● **Data shown**
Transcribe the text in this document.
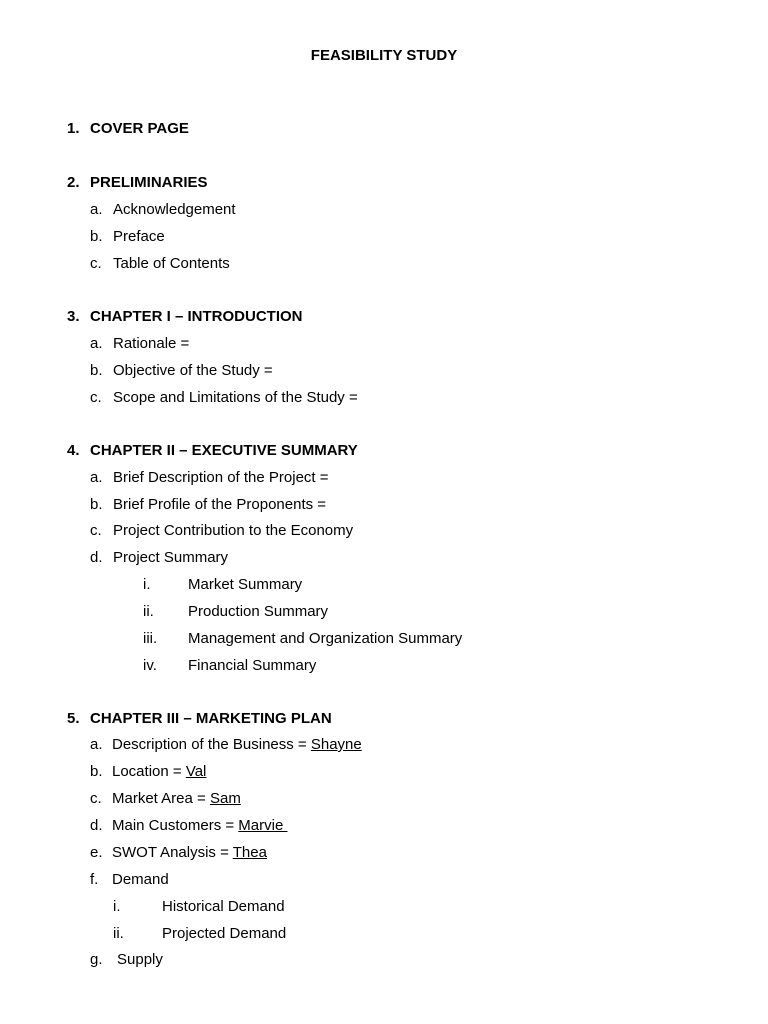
FEASIBILITY STUDY
1. COVER PAGE
2. PRELIMINARIES
a. Acknowledgement
b. Preface
c. Table of Contents
3. CHAPTER I – INTRODUCTION
a. Rationale =
b. Objective of the Study =
c. Scope and Limitations of the Study =
4. CHAPTER II – EXECUTIVE SUMMARY
a. Brief Description of the Project =
b. Brief Profile of the Proponents =
c. Project Contribution to the Economy
d. Project Summary
i.	Market Summary
ii. Production Summary
iii. Management and Organization Summary
iv. Financial Summary
5. CHAPTER III – MARKETING PLAN
a. Description of the Business = Shayne
b. Location = Val
c. Market Area = Sam
d. Main Customers = Marvie
e. SWOT Analysis = Thea
f. Demand
i.	Historical Demand
ii.	Projected Demand
g. Supply
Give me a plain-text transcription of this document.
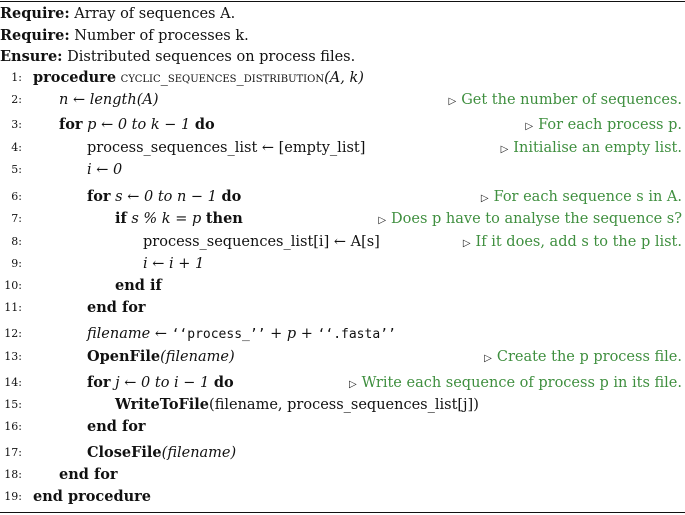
Require: Array of sequences A.
Require: Number of processes k.
Ensure: Distributed sequences on process files.
1: procedure cyclic_sequences_distribution(A, k)
2:	n ← length(A)	▷ Get the number of sequences.
3:	for p ← 0 to k − 1 do	▷ For each process p.
4:	process_sequences_list ← [empty_list]	▷ Initialise an empty list.
5:	i ← 0
6:	for s ← 0 to n − 1 do	▷ For each sequence s in A.
7:	if s % k = p then	▷ Does p have to analyse the sequence s?
8:	process_sequences_list[i] ← A[s]	▷ If it does, add s to the p list.
9:	i ← i + 1
10:	end if
11:	end for
12:	filename ← ‘‘process_’’ + p + ‘‘.fasta’’
13:	OpenFile(filename)	▷ Create the p process file.
14:	for j ← 0 to i − 1 do	▷ Write each sequence of process p in its file.
15:	WriteToFile(filename, process_sequences_list[j])
16:	end for
17:	CloseFile(filename)
18:	end for
19: end procedure
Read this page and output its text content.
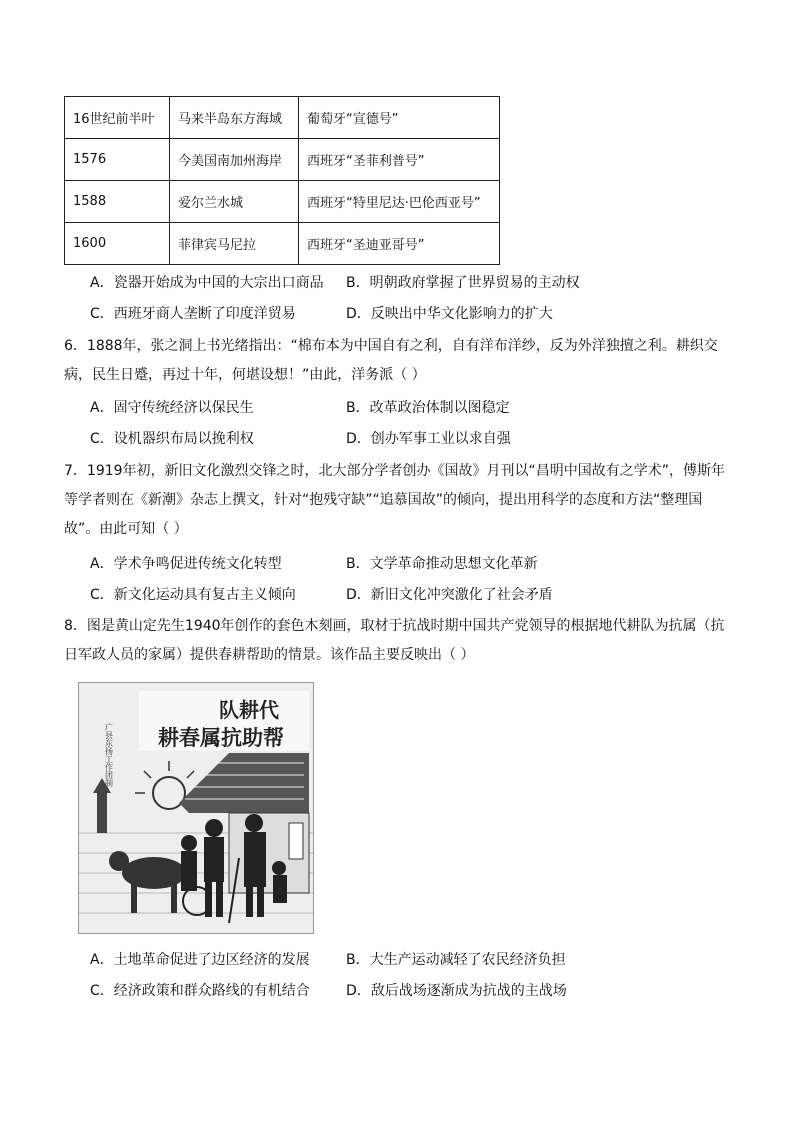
16世纪前半叶	马来半岛东方海域	葡萄牙“宣德号”
1576	今美国南加州海岸	西班牙“圣菲利普号”
1588	爱尔兰水城	西班牙“特里尼达·巴伦西亚号”
1600	菲律宾马尼拉	西班牙“圣迪亚哥号”
A．瓷器开始成为中国的大宗出口商品 B．明朝政府掌握了世界贸易的主动权
C．西班牙商人垄断了印度洋贸易	D．反映出中华文化影响力的扩大
6．1888年，张之洞上书光绪指出：“棉布本为中国自有之利，自有洋布洋纱，反为外洋独擅之利。耕织交
病，民生日蹙，再过十年，何堪设想！”由此，洋务派（ ）
A．固守传统经济以保民生	B．改革政治体制以图稳定
C．设机器织布局以挽利权	D．创办军事工业以求自强
7．1919年初，新旧文化激烈交锋之时，北大部分学者创办《国故》月刊以“昌明中国故有之学术”，傅斯年
等学者则在《新潮》杂志上撰文，针对“抱残守缺”“追慕国故”的倾向，提出用科学的态度和方法“整理国
故”。由此可知（ ）
A．学术争鸣促进传统文化转型	B．文学革命推动思想文化革新
C．新文化运动具有复古主义倾向	D．新旧文化冲突激化了社会矛盾
8．图是黄山定先生1940年创作的套色木刻画，取材于抗战时期中国共产党领导的根据地代耕队为抗属（抗
日军政人员的家属）提供春耕帮助的情景。该作品主要反映出（ ）
队耕代
耕春属抗助帮
广县东扬工作团制
A．土地革命促进了边区经济的发展	B．大生产运动减轻了农民经济负担
C．经济政策和群众路线的有机结合	D．敌后战场逐渐成为抗战的主战场
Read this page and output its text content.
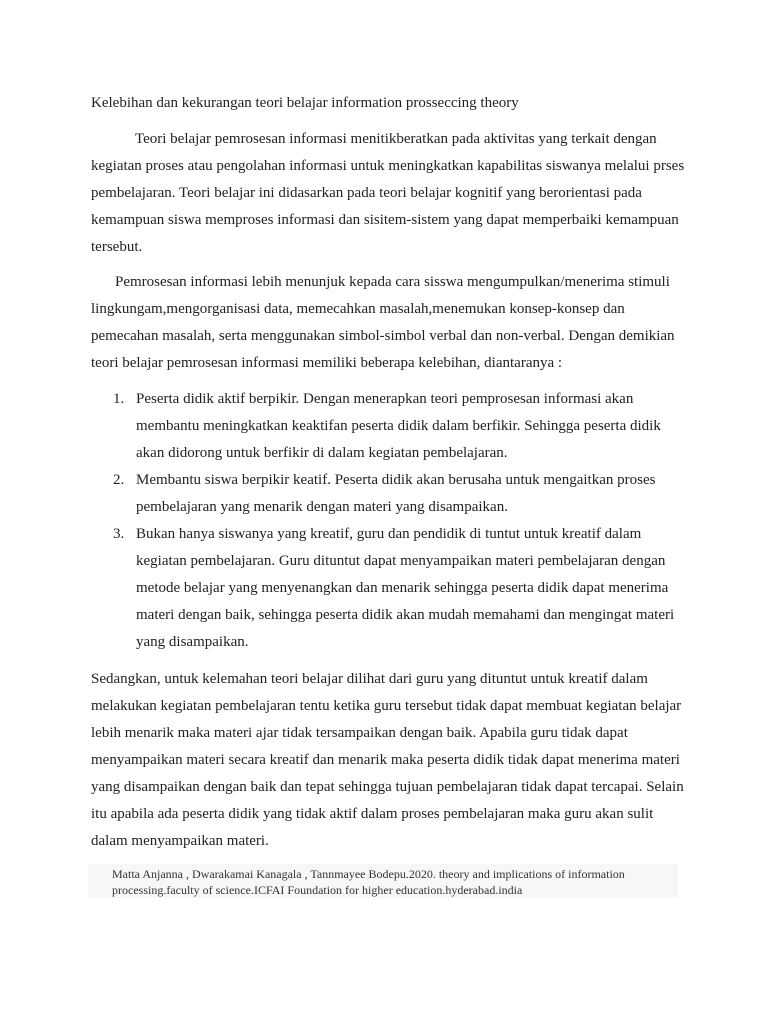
Kelebihan dan kekurangan teori belajar information prosseccing theory

Teori belajar pemrosesan informasi menitikberatkan pada aktivitas yang terkait dengan kegiatan proses atau pengolahan informasi untuk meningkatkan kapabilitas siswanya melalui prses pembelajaran. Teori belajar ini didasarkan pada teori belajar kognitif yang berorientasi pada kemampuan siswa memproses informasi dan sisitem-sistem yang dapat memperbaiki kemampuan tersebut.

Pemrosesan informasi lebih menunjuk kepada cara sisswa mengumpulkan/menerima stimuli lingkungam,mengorganisasi data, memecahkan masalah,menemukan konsep-konsep dan pemecahan masalah, serta menggunakan simbol-simbol verbal dan non-verbal. Dengan demikian teori belajar pemrosesan informasi memiliki beberapa kelebihan, diantaranya :

1. Peserta didik aktif berpikir. Dengan menerapkan teori pemprosesan informasi akan membantu meningkatkan keaktifan peserta didik dalam berfikir. Sehingga peserta didik akan didorong untuk berfikir di dalam kegiatan pembelajaran.
2. Membantu siswa berpikir keatif. Peserta didik akan berusaha untuk mengaitkan proses pembelajaran yang menarik dengan materi yang disampaikan.
3. Bukan hanya siswanya yang kreatif, guru dan pendidik di tuntut untuk kreatif dalam kegiatan pembelajaran. Guru dituntut dapat menyampaikan materi pembelajaran dengan metode belajar yang menyenangkan dan menarik sehingga peserta didik dapat menerima materi dengan baik, sehingga peserta didik akan mudah memahami dan mengingat materi yang disampaikan.

Sedangkan, untuk kelemahan teori belajar dilihat dari guru yang dituntut untuk kreatif dalam melakukan kegiatan pembelajaran tentu ketika guru tersebut tidak dapat membuat kegiatan belajar lebih menarik maka materi ajar tidak tersampaikan dengan baik. Apabila guru tidak dapat menyampaikan materi secara kreatif dan menarik maka peserta didik tidak dapat menerima materi yang disampaikan dengan baik dan tepat sehingga tujuan pembelajaran tidak dapat tercapai. Selain itu apabila ada peserta didik yang tidak aktif dalam proses pembelajaran maka guru akan sulit dalam menyampaikan materi.

Matta Anjanna , Dwarakamai Kanagala , Tannmayee Bodepu.2020. theory and implications of information processing.faculty of science.ICFAI Foundation for higher education.hyderabad.india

● **Task to carry out**
Using the listing above, show each line holding the string "Demand".

● **Solution**
f. Demand
i.	Historical Demand
ii.	Projected Demand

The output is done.